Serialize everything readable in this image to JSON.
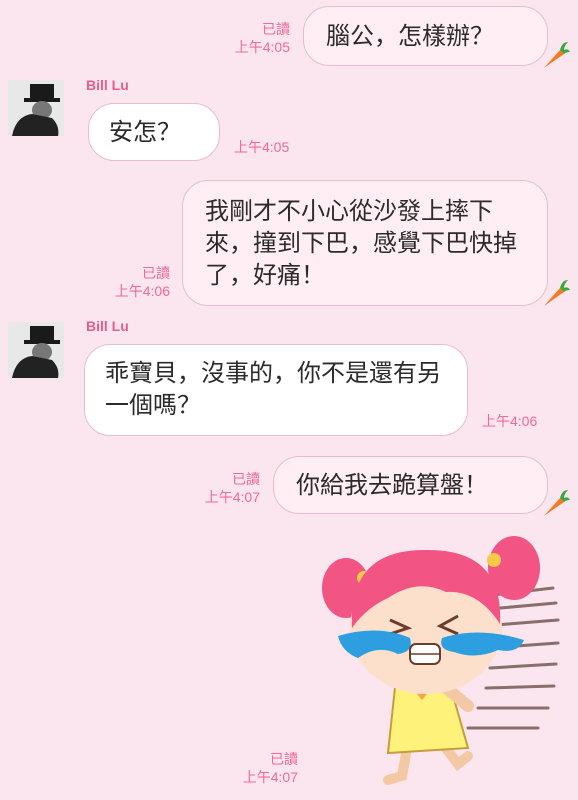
{
  "messages": [
    {
      "side": "right",
      "text": "腦公，怎樣辦？",
      "read": "已讀",
      "time": "上午4:05"
    },
    {
      "side": "left",
      "sender": "Bill Lu",
      "text": "安怎？",
      "time": "上午4:05"
    },
    {
      "side": "right",
      "text": "我剛才不小心從沙發上摔下來，撞到下巴，感覺下巴快掉了，好痛！",
      "read": "已讀",
      "time": "上午4:06"
    },
    {
      "side": "left",
      "sender": "Bill Lu",
      "text": "乖寶貝，沒事的，你不是還有另一個嗎？",
      "time": "上午4:06"
    },
    {
      "side": "right",
      "text": "你給我去跪算盤！",
      "read": "已讀",
      "time": "上午4:07"
    },
    {
      "side": "right",
      "type": "sticker",
      "sticker": "crying-running-girl-sticker",
      "read": "已讀",
      "time": "上午4:07"
    }
  ],
  "colors": {
    "background": "#fbe6ef",
    "timestamp": "#f26a94",
    "sender": "#e65e8b",
    "bubble_border": "#e9bccd"
  },
  "icons": {
    "carrot": "carrot-icon",
    "avatar": "top-hat-avatar"
  }
}
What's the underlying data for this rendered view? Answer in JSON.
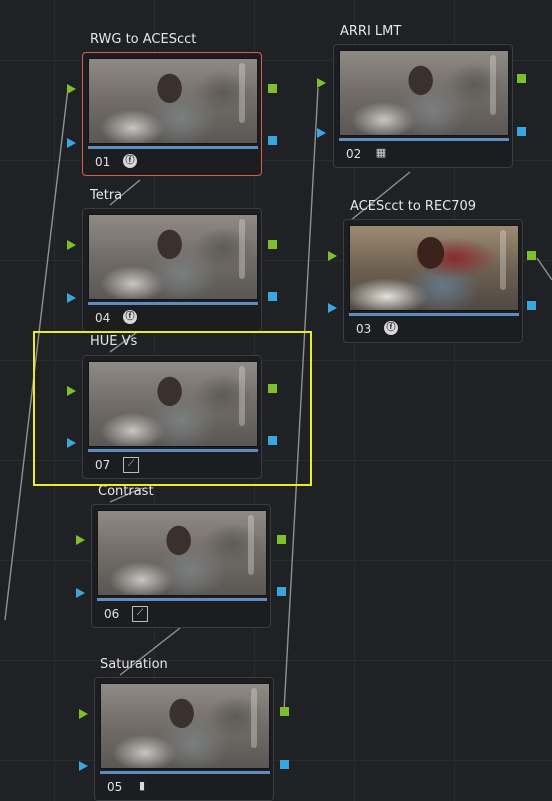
{
  "colors": {
    "background": "#202124",
    "node_border": "#3c3d41",
    "selected_node_border": "#d8604a",
    "rgb_port": "#7ec02c",
    "key_port": "#3aa6e0",
    "selection_box": "#ecec24",
    "wire": "#8f9093"
  },
  "nodes": [
    {
      "label": "RWG to ACEScct",
      "number": "01",
      "type_icon": "fx-icon",
      "selected": true
    },
    {
      "label": "ARRI LMT",
      "number": "02",
      "type_icon": "grid-icon",
      "selected": false
    },
    {
      "label": "ACEScct to REC709",
      "number": "03",
      "type_icon": "fx-icon",
      "selected": false
    },
    {
      "label": "Tetra",
      "number": "04",
      "type_icon": "fx-icon",
      "selected": false
    },
    {
      "label": "Contrast",
      "number": "06",
      "type_icon": "curve-icon",
      "selected": false
    },
    {
      "label": "Saturation",
      "number": "05",
      "type_icon": "sat-bars-icon",
      "selected": false
    },
    {
      "label": "HUE Vs",
      "number": "07",
      "type_icon": "curve-icon",
      "selected": false
    }
  ],
  "icon_glyphs": {
    "fx": "ⓕ",
    "grid": "▦",
    "curve": "⟋",
    "bars": "▮"
  }
}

> **Set exercise**
Gather from the data above every line with the string "background".

> **The result**
    "background": "#fbe6ef",
    "background": "#202124",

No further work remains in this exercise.